Restate, word for word, every line of the data.

(Lines of data)
- - - -

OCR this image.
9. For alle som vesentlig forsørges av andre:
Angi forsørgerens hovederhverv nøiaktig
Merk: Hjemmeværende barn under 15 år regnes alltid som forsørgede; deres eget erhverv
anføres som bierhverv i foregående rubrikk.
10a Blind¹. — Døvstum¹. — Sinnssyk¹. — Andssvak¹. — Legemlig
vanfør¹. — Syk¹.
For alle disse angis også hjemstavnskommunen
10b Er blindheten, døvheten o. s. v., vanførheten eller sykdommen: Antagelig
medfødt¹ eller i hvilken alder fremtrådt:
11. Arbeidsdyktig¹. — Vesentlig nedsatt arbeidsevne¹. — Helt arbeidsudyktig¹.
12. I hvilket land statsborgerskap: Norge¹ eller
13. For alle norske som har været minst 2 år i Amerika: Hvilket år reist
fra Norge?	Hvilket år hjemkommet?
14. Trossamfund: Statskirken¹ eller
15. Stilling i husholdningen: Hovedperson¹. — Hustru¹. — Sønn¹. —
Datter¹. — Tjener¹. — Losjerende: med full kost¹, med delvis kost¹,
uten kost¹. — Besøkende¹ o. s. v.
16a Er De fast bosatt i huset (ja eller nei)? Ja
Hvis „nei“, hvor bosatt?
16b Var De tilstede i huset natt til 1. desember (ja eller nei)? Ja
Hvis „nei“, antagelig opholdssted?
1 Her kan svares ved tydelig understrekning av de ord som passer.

- - - -

**Task solution**.
OCR this image.
9. For alle som vesentlig forsørges av andre:
Angi forsørgerens hovederhverv nøiaktig
Merk: Hjemmeværende barn under 15 år regnes alltid som forsørgede; deres eget erhverv
anføres som bierhverv i foregående rubrikk.
10a Blind¹. — Døvstum¹. — Sinnssyk¹. — Andssvak¹. — Legemlig
vanfør¹. — Syk¹.
For alle disse angis også hjemstavnskommunen
10b Er blindheten, døvheten o. s. v., vanførheten eller sykdommen: Antagelig
medfødt¹ eller i hvilken alder fremtrådt:
11. Arbeidsdyktig¹. — Vesentlig nedsatt arbeidsevne¹. — Helt arbeidsudyktig¹.
12. I hvilket land statsborgerskap: Norge¹ eller
13. For alle norske som har været minst 2 år i Amerika: Hvilket år reist
fra Norge?	Hvilket år hjemkommet?
14. Trossamfund: Statskirken¹ eller
15. Stilling i husholdningen: Hovedperson¹. — Hustru¹. — Sønn¹. —
Datter¹. — Tjener¹. — Losjerende: med full kost¹, med delvis kost¹,
uten kost¹. — Besøkende¹ o. s. v.
16a Er De fast bosatt i huset (ja eller nei)? Ja
Hvis „nei“, hvor bosatt?
16b Var De tilstede i huset natt til 1. desember (ja eller nei)? Ja
Hvis „nei“, antagelig opholdssted?
1 Her kan svares ved tydelig understrekning av de ord som passer.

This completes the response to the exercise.